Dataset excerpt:

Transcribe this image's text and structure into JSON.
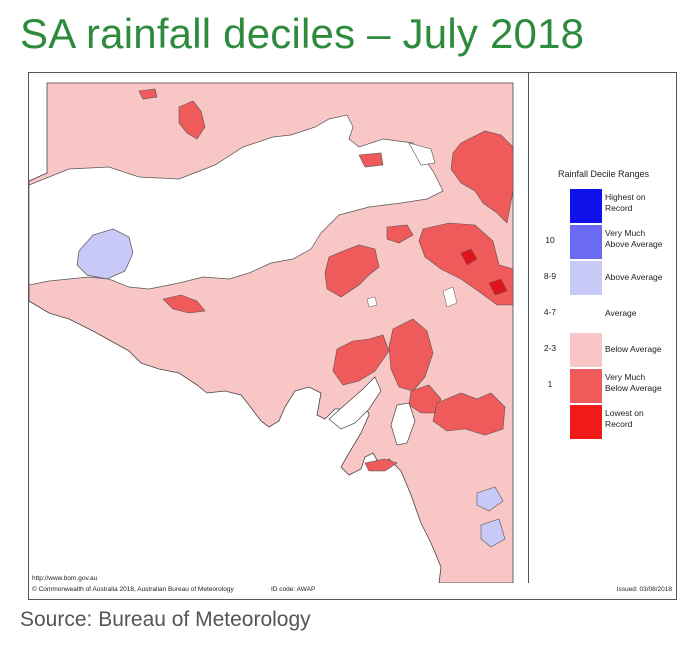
{
  "title": "SA rainfall deciles – July 2018",
  "source_caption": "Source: Bureau of Meteorology",
  "map": {
    "region": "South Australia",
    "footer_url": "http://www.bom.gov.au",
    "copyright": "© Commonwealth of Australia 2018, Australian Bureau of Meteorology",
    "id_code": "ID code: AWAP",
    "issued": "Issued: 03/08/2018",
    "background_category": "Below Average",
    "colors": {
      "highest_on_record": "#1010e8",
      "very_much_above_average": "#6a6af2",
      "above_average": "#c9c9f8",
      "average": "#ffffff",
      "below_average": "#f9c6c6",
      "very_much_below_average": "#ef5a5a",
      "lowest_on_record": "#f01a1a",
      "ocean": "#ffffff"
    }
  },
  "legend": {
    "title": "Rainfall Decile Ranges",
    "items": [
      {
        "decile": "",
        "label_line1": "Highest on",
        "label_line2": "Record",
        "color": "#1010e8"
      },
      {
        "decile": "10",
        "label_line1": "Very Much",
        "label_line2": "Above Average",
        "color": "#6a6af2"
      },
      {
        "decile": "8-9",
        "label_line1": "Above Average",
        "label_line2": "",
        "color": "#c9c9f8"
      },
      {
        "decile": "4-7",
        "label_line1": "Average",
        "label_line2": "",
        "color": "#ffffff"
      },
      {
        "decile": "2-3",
        "label_line1": "Below Average",
        "label_line2": "",
        "color": "#f9c6c6"
      },
      {
        "decile": "1",
        "label_line1": "Very Much",
        "label_line2": "Below Average",
        "color": "#ef5a5a"
      },
      {
        "decile": "",
        "label_line1": "Lowest on",
        "label_line2": "Record",
        "color": "#f01a1a"
      }
    ]
  }
}
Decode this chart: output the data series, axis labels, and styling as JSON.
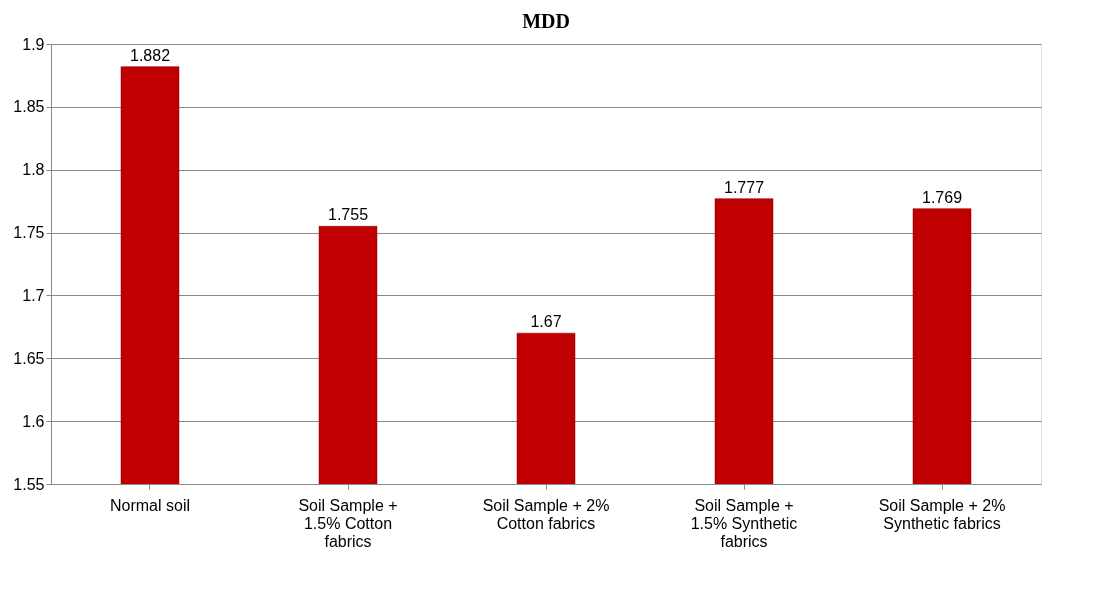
{
  "chart_data": {
    "type": "bar",
    "title": "MDD",
    "categories": [
      "Normal soil",
      "Soil Sample + 1.5% Cotton fabrics",
      "Soil Sample + 2% Cotton fabrics",
      "Soil Sample + 1.5% Synthetic fabrics",
      "Soil Sample + 2% Synthetic fabrics"
    ],
    "values": [
      1.882,
      1.755,
      1.67,
      1.777,
      1.769
    ],
    "color": "#c00000",
    "ylim": [
      1.55,
      1.9
    ],
    "yticks": [
      1.55,
      1.6,
      1.65,
      1.7,
      1.75,
      1.8,
      1.85,
      1.9
    ],
    "grid": "y",
    "data_labels": true
  }
}
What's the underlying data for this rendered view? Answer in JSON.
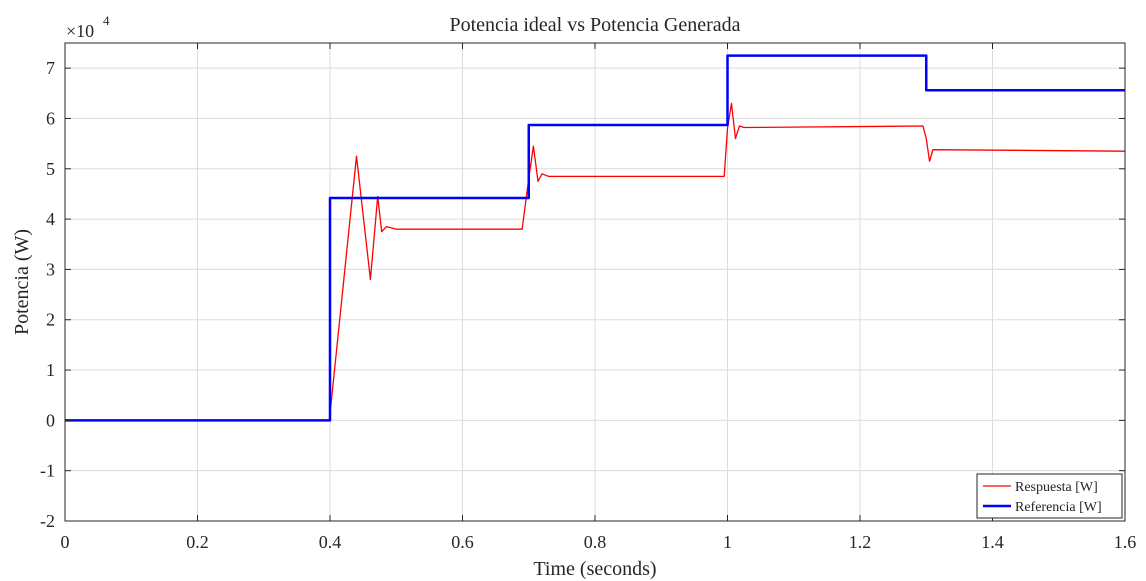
{
  "chart_data": {
    "type": "line",
    "title": "Potencia ideal vs Potencia Generada",
    "xlabel": "Time (seconds)",
    "ylabel": "Potencia (W)",
    "y_exponent_label": "×10",
    "y_exponent_power": "4",
    "xlim": [
      0,
      1.6
    ],
    "ylim": [
      -2,
      7.5
    ],
    "y_scale_factor": 10000,
    "xticks": [
      0,
      0.2,
      0.4,
      0.6,
      0.8,
      1,
      1.2,
      1.4,
      1.6
    ],
    "xtick_labels": [
      "0",
      "0.2",
      "0.4",
      "0.6",
      "0.8",
      "1",
      "1.2",
      "1.4",
      "1.6"
    ],
    "yticks": [
      -2,
      -1,
      0,
      1,
      2,
      3,
      4,
      5,
      6,
      7
    ],
    "ytick_labels": [
      "-2",
      "-1",
      "0",
      "1",
      "2",
      "3",
      "4",
      "5",
      "6",
      "7"
    ],
    "grid": true,
    "legend_position": "bottom-right",
    "series": [
      {
        "name": "Respuesta [W]",
        "color": "#ff0000",
        "line_width": "thin",
        "x": [
          0,
          0.399,
          0.44,
          0.461,
          0.472,
          0.478,
          0.485,
          0.5,
          0.69,
          0.7,
          0.707,
          0.714,
          0.72,
          0.73,
          0.995,
          1.0,
          1.006,
          1.012,
          1.018,
          1.025,
          1.295,
          1.3,
          1.305,
          1.31,
          1.6
        ],
        "y": [
          0,
          0,
          5.25,
          2.8,
          4.45,
          3.75,
          3.85,
          3.8,
          3.8,
          4.8,
          5.45,
          4.75,
          4.9,
          4.85,
          4.85,
          5.8,
          6.3,
          5.6,
          5.85,
          5.82,
          5.85,
          5.6,
          5.15,
          5.38,
          5.35
        ]
      },
      {
        "name": "Referencia [W]",
        "color": "#0000ff",
        "line_width": "thick",
        "x": [
          0,
          0.4,
          0.4,
          0.7,
          0.7,
          1.0,
          1.0,
          1.3,
          1.3,
          1.6
        ],
        "y": [
          0,
          0,
          4.42,
          4.42,
          5.87,
          5.87,
          7.25,
          7.25,
          6.56,
          6.56
        ]
      }
    ]
  }
}
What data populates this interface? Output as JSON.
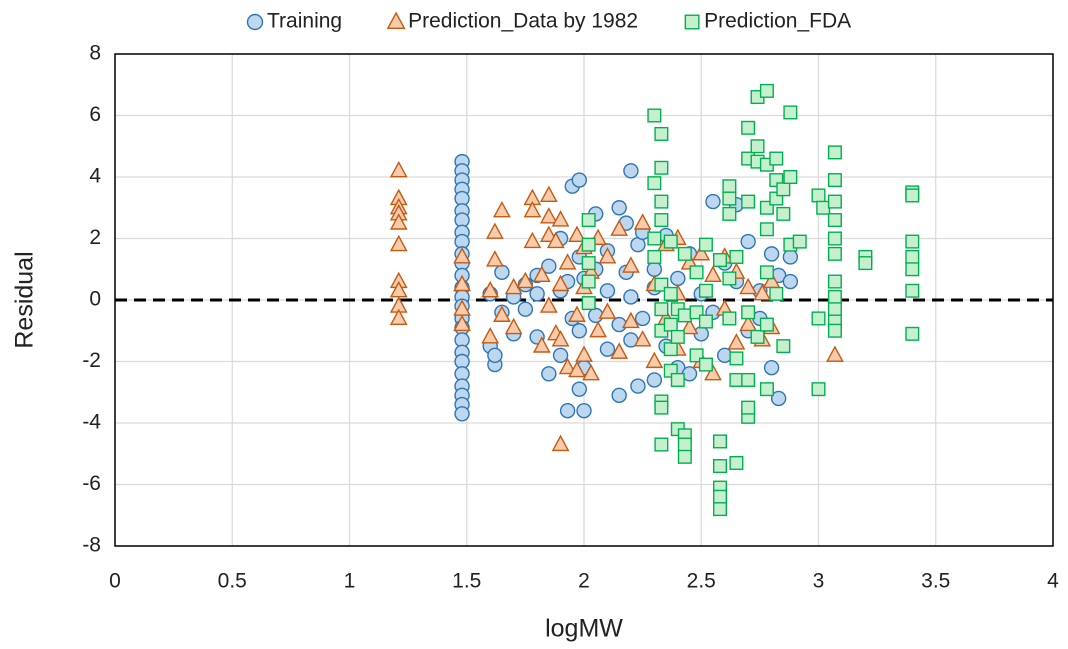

PROBLEM DESCRIPTION: Retype the records exactly. Any image in them should not appear in what you write.

WRITTEN ANSWER:
Transcribe this image's text and structure into JSON.
{
  "title": "SA rainfall deciles – July 2018",
  "source_caption": "Source: Bureau of Meteorology",
  "map": {
    "region": "South Australia",
    "footer_url": "http://www.bom.gov.au",
    "copyright": "© Commonwealth of Australia 2018, Australian Bureau of Meteorology",
    "id_code": "ID code: AWAP",
    "issued": "Issued: 03/08/2018",
    "background_category": "Below Average",
    "colors": {
      "highest_on_record": "#1010e8",
      "very_much_above_average": "#6a6af2",
      "above_average": "#c9c9f8",
      "average": "#ffffff",
      "below_average": "#f9c6c6",
      "very_much_below_average": "#ef5a5a",
      "lowest_on_record": "#f01a1a",
      "ocean": "#ffffff"
    }
  },
  "legend": {
    "title": "Rainfall Decile Ranges",
    "items": [
      {
        "decile": "",
        "label_line1": "Highest on",
        "label_line2": "Record",
        "color": "#1010e8"
      },
      {
        "decile": "10",
        "label_line1": "Very Much",
        "label_line2": "Above Average",
        "color": "#6a6af2"
      },
      {
        "decile": "8-9",
        "label_line1": "Above Average",
        "label_line2": "",
        "color": "#c9c9f8"
      },
      {
        "decile": "4-7",
        "label_line1": "Average",
        "label_line2": "",
        "color": "#ffffff"
      },
      {
        "decile": "2-3",
        "label_line1": "Below Average",
        "label_line2": "",
        "color": "#f9c6c6"
      },
      {
        "decile": "1",
        "label_line1": "Very Much",
        "label_line2": "Below Average",
        "color": "#ef5a5a"
      },
      {
        "decile": "",
        "label_line1": "Lowest on",
        "label_line2": "Record",
        "color": "#f01a1a"
      }
    ]
  }
}
Decode this chart: output the data series, axis labels, and styling as JSON.
{
  "chart_data": {
    "type": "bar",
    "title": "MDD",
    "categories": [
      "Normal soil",
      "Soil Sample + 1.5% Cotton fabrics",
      "Soil Sample + 2% Cotton fabrics",
      "Soil Sample + 1.5% Synthetic fabrics",
      "Soil Sample + 2% Synthetic fabrics"
    ],
    "values": [
      1.882,
      1.755,
      1.67,
      1.777,
      1.769
    ],
    "color": "#c00000",
    "ylim": [
      1.55,
      1.9
    ],
    "yticks": [
      1.55,
      1.6,
      1.65,
      1.7,
      1.75,
      1.8,
      1.85,
      1.9
    ],
    "grid": "y",
    "data_labels": true
  }
}
What's the underlying data for this rendered view? Answer in JSON.
{
  "chart_data": {
    "type": "line",
    "title": "Potencia ideal vs Potencia Generada",
    "xlabel": "Time (seconds)",
    "ylabel": "Potencia (W)",
    "y_exponent_label": "×10",
    "y_exponent_power": "4",
    "xlim": [
      0,
      1.6
    ],
    "ylim": [
      -2,
      7.5
    ],
    "y_scale_factor": 10000,
    "xticks": [
      0,
      0.2,
      0.4,
      0.6,
      0.8,
      1,
      1.2,
      1.4,
      1.6
    ],
    "xtick_labels": [
      "0",
      "0.2",
      "0.4",
      "0.6",
      "0.8",
      "1",
      "1.2",
      "1.4",
      "1.6"
    ],
    "yticks": [
      -2,
      -1,
      0,
      1,
      2,
      3,
      4,
      5,
      6,
      7
    ],
    "ytick_labels": [
      "-2",
      "-1",
      "0",
      "1",
      "2",
      "3",
      "4",
      "5",
      "6",
      "7"
    ],
    "grid": true,
    "legend_position": "bottom-right",
    "series": [
      {
        "name": "Respuesta [W]",
        "color": "#ff0000",
        "line_width": "thin",
        "x": [
          0,
          0.399,
          0.44,
          0.461,
          0.472,
          0.478,
          0.485,
          0.5,
          0.69,
          0.7,
          0.707,
          0.714,
          0.72,
          0.73,
          0.995,
          1.0,
          1.006,
          1.012,
          1.018,
          1.025,
          1.295,
          1.3,
          1.305,
          1.31,
          1.6
        ],
        "y": [
          0,
          0,
          5.25,
          2.8,
          4.45,
          3.75,
          3.85,
          3.8,
          3.8,
          4.8,
          5.45,
          4.75,
          4.9,
          4.85,
          4.85,
          5.8,
          6.3,
          5.6,
          5.85,
          5.82,
          5.85,
          5.6,
          5.15,
          5.38,
          5.35
        ]
      },
      {
        "name": "Referencia [W]",
        "color": "#0000ff",
        "line_width": "thick",
        "x": [
          0,
          0.4,
          0.4,
          0.7,
          0.7,
          1.0,
          1.0,
          1.3,
          1.3,
          1.6
        ],
        "y": [
          0,
          0,
          4.42,
          4.42,
          5.87,
          5.87,
          7.25,
          7.25,
          6.56,
          6.56
        ]
      }
    ]
  }
}
What data populates this interface? Output as JSON.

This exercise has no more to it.